**** TASK MATERIAL

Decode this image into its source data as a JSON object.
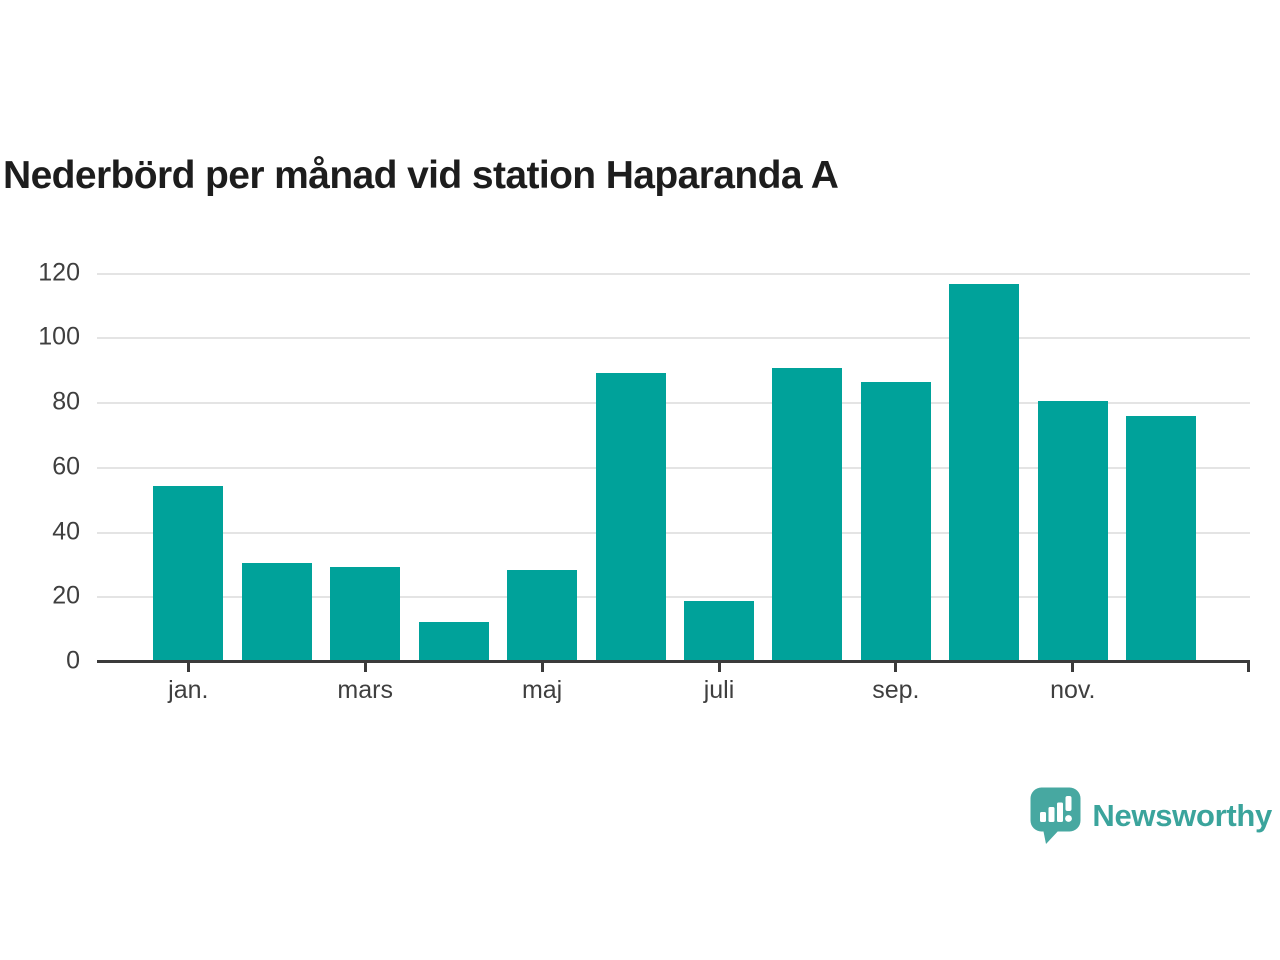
{
  "page": {
    "title": "Nederbörd per månad vid station Haparanda A",
    "background": "#ffffff"
  },
  "chart_data": {
    "type": "bar",
    "title": "Nederbörd per månad vid station Haparanda A",
    "values": [
      54.5,
      30.7,
      29.5,
      12.3,
      28.5,
      89.2,
      18.8,
      90.7,
      86.5,
      116.8,
      80.7,
      76.1
    ],
    "x_ticks": [
      {
        "index": 0,
        "label": "jan."
      },
      {
        "index": 2,
        "label": "mars"
      },
      {
        "index": 4,
        "label": "maj"
      },
      {
        "index": 6,
        "label": "juli"
      },
      {
        "index": 8,
        "label": "sep."
      },
      {
        "index": 10,
        "label": "nov."
      }
    ],
    "yticks": [
      0,
      20,
      40,
      60,
      80,
      100,
      120
    ],
    "ylim": [
      0,
      120
    ],
    "grid": "horizontal",
    "legend": "none",
    "bar_color": "#00A29A",
    "axis_color": "#3b3b3b",
    "gridline_color": "#e4e4e4",
    "tick_label_color": "#3f3f3f"
  },
  "logo": {
    "text": "Newsworthy",
    "icon": "newsworthy-speech-bubble-chart-icon",
    "bubble_color": "#47A8A1",
    "text_color": "#3BA49C"
  }
}
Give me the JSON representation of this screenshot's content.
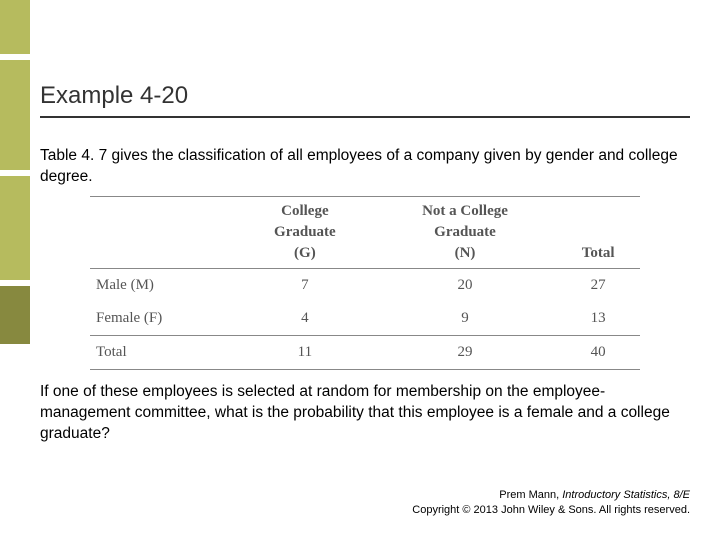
{
  "title": "Example 4-20",
  "intro": "Table 4. 7 gives the classification of all employees of a company given by gender and college degree.",
  "table": {
    "header": {
      "col1_line1": "College",
      "col1_line2": "Graduate",
      "col1_line3": "(G)",
      "col2_line1": "Not a College",
      "col2_line2": "Graduate",
      "col2_line3": "(N)",
      "total": "Total"
    },
    "rows": [
      {
        "label": "Male (M)",
        "g": "7",
        "n": "20",
        "total": "27"
      },
      {
        "label": "Female (F)",
        "g": "4",
        "n": "9",
        "total": "13"
      }
    ],
    "totals": {
      "label": "Total",
      "g": "11",
      "n": "29",
      "total": "40"
    }
  },
  "question": "If one of these employees is selected at random for membership on the employee-management committee, what is the probability that this employee is a female and a college graduate?",
  "footer": {
    "line1_author": "Prem Mann, ",
    "line1_book": "Introductory Statistics, 8/E",
    "line2": "Copyright © 2013 John Wiley & Sons. All rights reserved."
  },
  "colors": {
    "olive": "#b6bb5e",
    "dark_olive": "#87893f",
    "text": "#000000",
    "table_text": "#555555",
    "rule": "#888888",
    "title_rule": "#333333"
  }
}
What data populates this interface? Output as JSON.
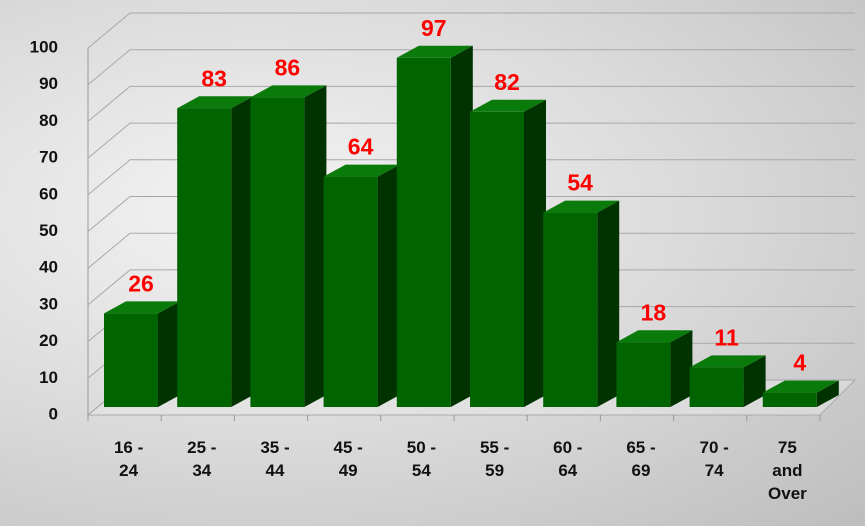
{
  "chart_data": {
    "type": "bar3d",
    "categories": [
      "16 - 24",
      "25 - 34",
      "35 - 44",
      "45 - 49",
      "50 - 54",
      "55 - 59",
      "60 - 64",
      "65 - 69",
      "70 - 74",
      "75 and Over"
    ],
    "values": [
      26,
      83,
      86,
      64,
      97,
      82,
      54,
      18,
      11,
      4
    ],
    "color": "#006400",
    "label_color": "#ff0000",
    "ylim": [
      0,
      100
    ],
    "yticks": [
      0,
      10,
      20,
      30,
      40,
      50,
      60,
      70,
      80,
      90,
      100
    ],
    "grid": true
  }
}
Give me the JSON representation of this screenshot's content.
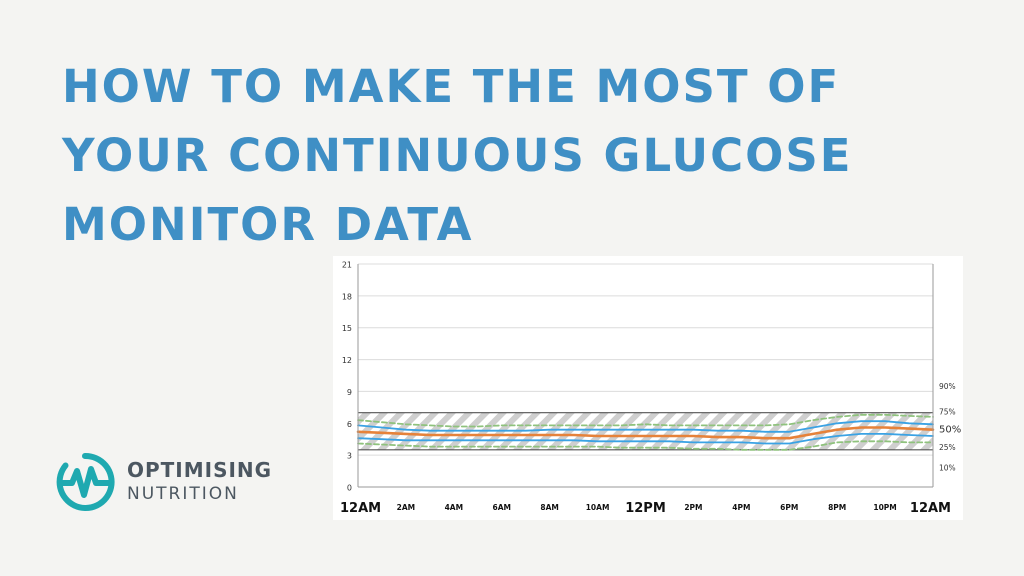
{
  "title_lines": [
    "HOW TO MAKE THE MOST OF",
    "YOUR CONTINUOUS GLUCOSE",
    "MONITOR  DATA"
  ],
  "logo": {
    "line1": "OPTIMISING",
    "line2": "NUTRITION",
    "icon": "pulse-loop-icon",
    "color": "#1fa9b0"
  },
  "chart_data": {
    "type": "line",
    "title": "",
    "xlabel": "",
    "ylabel": "",
    "ylim": [
      0,
      21
    ],
    "yticks": [
      "0",
      "3",
      "6",
      "9",
      "12",
      "15",
      "18",
      "21"
    ],
    "x_ticks": [
      "12AM",
      "2AM",
      "4AM",
      "6AM",
      "8AM",
      "10AM",
      "12PM",
      "2PM",
      "4PM",
      "6PM",
      "8PM",
      "10PM",
      "12AM"
    ],
    "x_tick_hours": [
      0,
      2,
      4,
      6,
      8,
      10,
      12,
      14,
      16,
      18,
      20,
      22,
      24
    ],
    "x_major_ticks": [
      "12AM",
      "12PM"
    ],
    "grid": true,
    "target_range": [
      3.5,
      7
    ],
    "x_hours": [
      0,
      1,
      2,
      3,
      4,
      5,
      6,
      7,
      8,
      9,
      10,
      11,
      12,
      13,
      14,
      15,
      16,
      17,
      18,
      19,
      20,
      21,
      22,
      23,
      24
    ],
    "series": [
      {
        "name": "90%",
        "color": "#8fc27d",
        "style": "dashed",
        "values": [
          6.3,
          6.1,
          5.9,
          5.8,
          5.7,
          5.7,
          5.8,
          5.8,
          5.8,
          5.8,
          5.8,
          5.8,
          5.9,
          5.8,
          5.8,
          5.8,
          5.8,
          5.8,
          5.9,
          6.3,
          6.6,
          6.8,
          6.8,
          6.7,
          6.6
        ]
      },
      {
        "name": "75%",
        "color": "#3aa2e4",
        "style": "solid",
        "values": [
          5.8,
          5.6,
          5.4,
          5.3,
          5.3,
          5.3,
          5.3,
          5.3,
          5.4,
          5.4,
          5.4,
          5.4,
          5.4,
          5.4,
          5.4,
          5.3,
          5.3,
          5.2,
          5.2,
          5.6,
          6.0,
          6.2,
          6.2,
          6.0,
          5.9
        ]
      },
      {
        "name": "50%",
        "color": "#e6823a",
        "style": "solid",
        "values": [
          5.2,
          5.1,
          5.0,
          4.9,
          4.9,
          4.9,
          4.9,
          4.9,
          4.9,
          4.9,
          4.8,
          4.8,
          4.8,
          4.8,
          4.8,
          4.7,
          4.7,
          4.6,
          4.6,
          5.0,
          5.4,
          5.6,
          5.6,
          5.5,
          5.4
        ]
      },
      {
        "name": "25%",
        "color": "#3aa2e4",
        "style": "solid",
        "values": [
          4.6,
          4.5,
          4.4,
          4.4,
          4.4,
          4.4,
          4.4,
          4.4,
          4.4,
          4.4,
          4.3,
          4.3,
          4.3,
          4.3,
          4.2,
          4.2,
          4.2,
          4.1,
          4.1,
          4.5,
          4.8,
          5.0,
          5.0,
          4.9,
          4.8
        ]
      },
      {
        "name": "10%",
        "color": "#8fc27d",
        "style": "dashed",
        "values": [
          4.1,
          4.0,
          3.9,
          3.8,
          3.8,
          3.8,
          3.8,
          3.8,
          3.8,
          3.8,
          3.8,
          3.7,
          3.7,
          3.7,
          3.6,
          3.6,
          3.5,
          3.5,
          3.5,
          3.8,
          4.2,
          4.3,
          4.3,
          4.2,
          4.2
        ]
      }
    ],
    "legend_position": "right",
    "colors": {
      "target_band_stripe": "#cfcfcf",
      "grid": "#dcdcdc",
      "axis": "#9a9a9a"
    }
  }
}
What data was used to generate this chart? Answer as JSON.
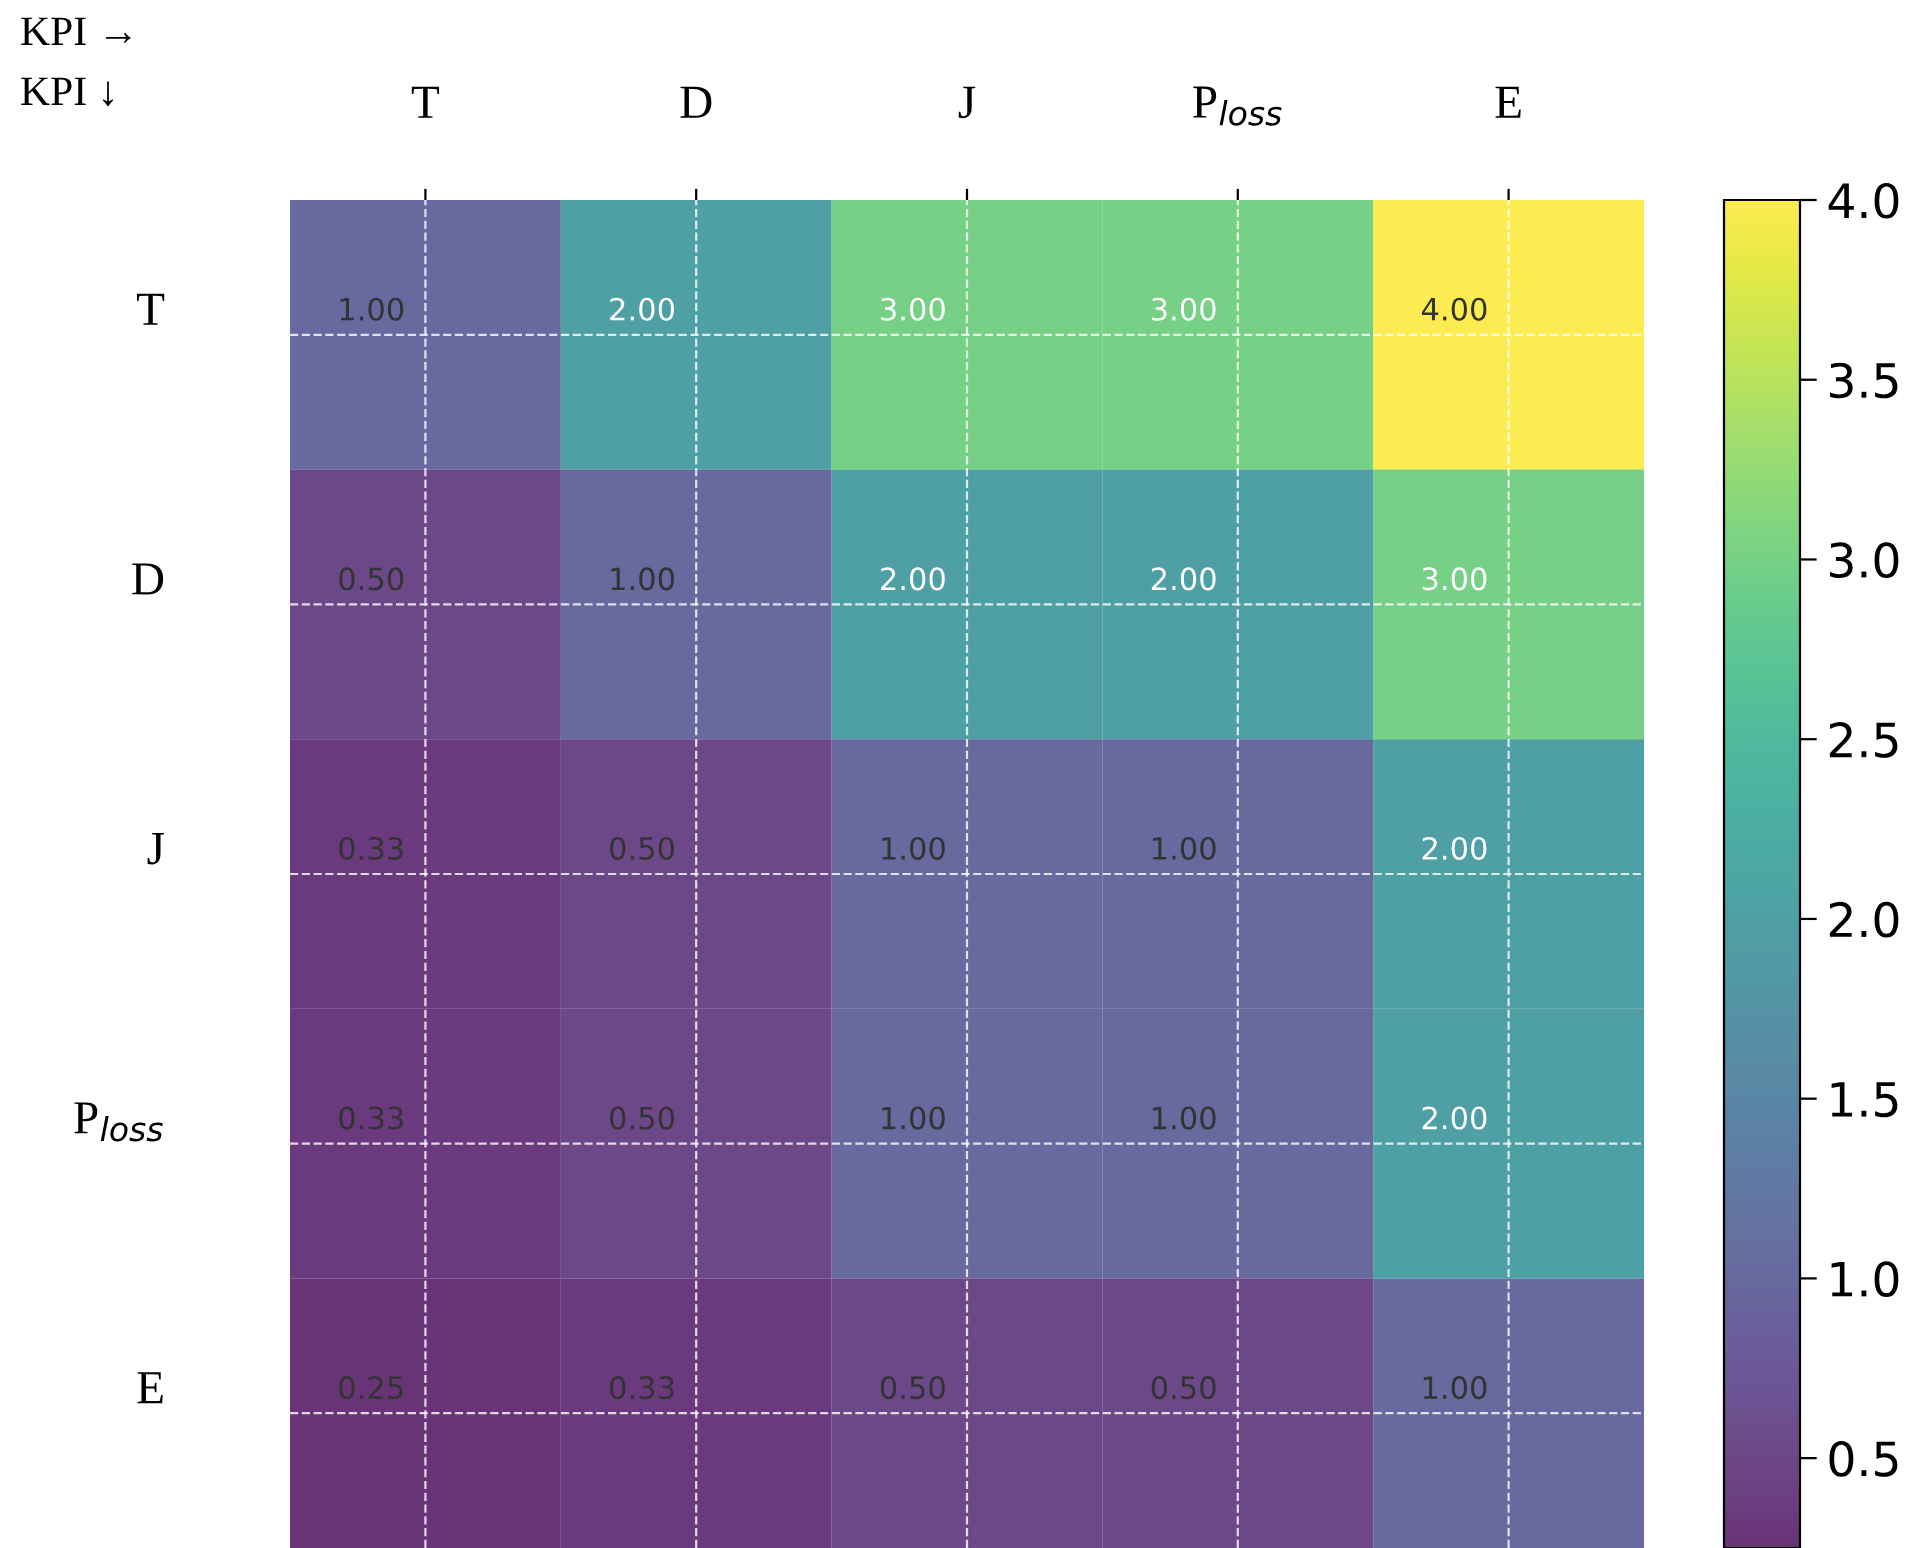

********

## EXERCISE DIRECTIONS
Write out all the entries word for word, but skip any images.

## THE ANSWER
Decode this image into its source data as a JSON object.
{
  "page": {
    "title": "Nederbörd per månad vid station Haparanda A",
    "background": "#ffffff"
  },
  "chart_data": {
    "type": "bar",
    "title": "Nederbörd per månad vid station Haparanda A",
    "values": [
      54.5,
      30.7,
      29.5,
      12.3,
      28.5,
      89.2,
      18.8,
      90.7,
      86.5,
      116.8,
      80.7,
      76.1
    ],
    "x_ticks": [
      {
        "index": 0,
        "label": "jan."
      },
      {
        "index": 2,
        "label": "mars"
      },
      {
        "index": 4,
        "label": "maj"
      },
      {
        "index": 6,
        "label": "juli"
      },
      {
        "index": 8,
        "label": "sep."
      },
      {
        "index": 10,
        "label": "nov."
      }
    ],
    "yticks": [
      0,
      20,
      40,
      60,
      80,
      100,
      120
    ],
    "ylim": [
      0,
      120
    ],
    "grid": "horizontal",
    "legend": "none",
    "bar_color": "#00A29A",
    "axis_color": "#3b3b3b",
    "gridline_color": "#e4e4e4",
    "tick_label_color": "#3f3f3f"
  },
  "logo": {
    "text": "Newsworthy",
    "icon": "newsworthy-speech-bubble-chart-icon",
    "bubble_color": "#47A8A1",
    "text_color": "#3BA49C"
  }
}
Give me the JSON representation of this screenshot's content.
{
  "title": "Example 4-20",
  "intro": "Table 4. 7 gives the classification of all employees of a company given by gender and college degree.",
  "table": {
    "header": {
      "col1_line1": "College",
      "col1_line2": "Graduate",
      "col1_line3": "(G)",
      "col2_line1": "Not a College",
      "col2_line2": "Graduate",
      "col2_line3": "(N)",
      "total": "Total"
    },
    "rows": [
      {
        "label": "Male (M)",
        "g": "7",
        "n": "20",
        "total": "27"
      },
      {
        "label": "Female (F)",
        "g": "4",
        "n": "9",
        "total": "13"
      }
    ],
    "totals": {
      "label": "Total",
      "g": "11",
      "n": "29",
      "total": "40"
    }
  },
  "question": "If one of these employees is selected at random for membership on the employee-management committee, what is the probability that this employee is a female and a college graduate?",
  "footer": {
    "line1_author": "Prem Mann, ",
    "line1_book": "Introductory Statistics, 8/E",
    "line2": "Copyright © 2013 John Wiley & Sons. All rights reserved."
  },
  "colors": {
    "olive": "#b6bb5e",
    "dark_olive": "#87893f",
    "text": "#000000",
    "table_text": "#555555",
    "rule": "#888888",
    "title_rule": "#333333"
  }
}
What data populates this interface? Output as JSON.
{
  "chart_data": {
    "type": "bar3d",
    "categories": [
      "16 - 24",
      "25 - 34",
      "35 - 44",
      "45 - 49",
      "50 - 54",
      "55 - 59",
      "60 - 64",
      "65 - 69",
      "70 - 74",
      "75 and Over"
    ],
    "values": [
      26,
      83,
      86,
      64,
      97,
      82,
      54,
      18,
      11,
      4
    ],
    "color": "#006400",
    "label_color": "#ff0000",
    "ylim": [
      0,
      100
    ],
    "yticks": [
      0,
      10,
      20,
      30,
      40,
      50,
      60,
      70,
      80,
      90,
      100
    ],
    "grid": true
  }
}
Give me the JSON representation of this screenshot's content.
{
  "title_lines": [
    "HOW TO MAKE THE MOST OF",
    "YOUR CONTINUOUS GLUCOSE",
    "MONITOR  DATA"
  ],
  "logo": {
    "line1": "OPTIMISING",
    "line2": "NUTRITION",
    "icon": "pulse-loop-icon",
    "color": "#1fa9b0"
  },
  "chart_data": {
    "type": "line",
    "title": "",
    "xlabel": "",
    "ylabel": "",
    "ylim": [
      0,
      21
    ],
    "yticks": [
      "0",
      "3",
      "6",
      "9",
      "12",
      "15",
      "18",
      "21"
    ],
    "x_ticks": [
      "12AM",
      "2AM",
      "4AM",
      "6AM",
      "8AM",
      "10AM",
      "12PM",
      "2PM",
      "4PM",
      "6PM",
      "8PM",
      "10PM",
      "12AM"
    ],
    "x_tick_hours": [
      0,
      2,
      4,
      6,
      8,
      10,
      12,
      14,
      16,
      18,
      20,
      22,
      24
    ],
    "x_major_ticks": [
      "12AM",
      "12PM"
    ],
    "grid": true,
    "target_range": [
      3.5,
      7
    ],
    "x_hours": [
      0,
      1,
      2,
      3,
      4,
      5,
      6,
      7,
      8,
      9,
      10,
      11,
      12,
      13,
      14,
      15,
      16,
      17,
      18,
      19,
      20,
      21,
      22,
      23,
      24
    ],
    "series": [
      {
        "name": "90%",
        "color": "#8fc27d",
        "style": "dashed",
        "values": [
          6.3,
          6.1,
          5.9,
          5.8,
          5.7,
          5.7,
          5.8,
          5.8,
          5.8,
          5.8,
          5.8,
          5.8,
          5.9,
          5.8,
          5.8,
          5.8,
          5.8,
          5.8,
          5.9,
          6.3,
          6.6,
          6.8,
          6.8,
          6.7,
          6.6
        ]
      },
      {
        "name": "75%",
        "color": "#3aa2e4",
        "style": "solid",
        "values": [
          5.8,
          5.6,
          5.4,
          5.3,
          5.3,
          5.3,
          5.3,
          5.3,
          5.4,
          5.4,
          5.4,
          5.4,
          5.4,
          5.4,
          5.4,
          5.3,
          5.3,
          5.2,
          5.2,
          5.6,
          6.0,
          6.2,
          6.2,
          6.0,
          5.9
        ]
      },
      {
        "name": "50%",
        "color": "#e6823a",
        "style": "solid",
        "values": [
          5.2,
          5.1,
          5.0,
          4.9,
          4.9,
          4.9,
          4.9,
          4.9,
          4.9,
          4.9,
          4.8,
          4.8,
          4.8,
          4.8,
          4.8,
          4.7,
          4.7,
          4.6,
          4.6,
          5.0,
          5.4,
          5.6,
          5.6,
          5.5,
          5.4
        ]
      },
      {
        "name": "25%",
        "color": "#3aa2e4",
        "style": "solid",
        "values": [
          4.6,
          4.5,
          4.4,
          4.4,
          4.4,
          4.4,
          4.4,
          4.4,
          4.4,
          4.4,
          4.3,
          4.3,
          4.3,
          4.3,
          4.2,
          4.2,
          4.2,
          4.1,
          4.1,
          4.5,
          4.8,
          5.0,
          5.0,
          4.9,
          4.8
        ]
      },
      {
        "name": "10%",
        "color": "#8fc27d",
        "style": "dashed",
        "values": [
          4.1,
          4.0,
          3.9,
          3.8,
          3.8,
          3.8,
          3.8,
          3.8,
          3.8,
          3.8,
          3.8,
          3.7,
          3.7,
          3.7,
          3.6,
          3.6,
          3.5,
          3.5,
          3.5,
          3.8,
          4.2,
          4.3,
          4.3,
          4.2,
          4.2
        ]
      }
    ],
    "legend_position": "right",
    "colors": {
      "target_band_stripe": "#cfcfcf",
      "grid": "#dcdcdc",
      "axis": "#9a9a9a"
    }
  }
}
What data was used to generate this chart? Answer as JSON.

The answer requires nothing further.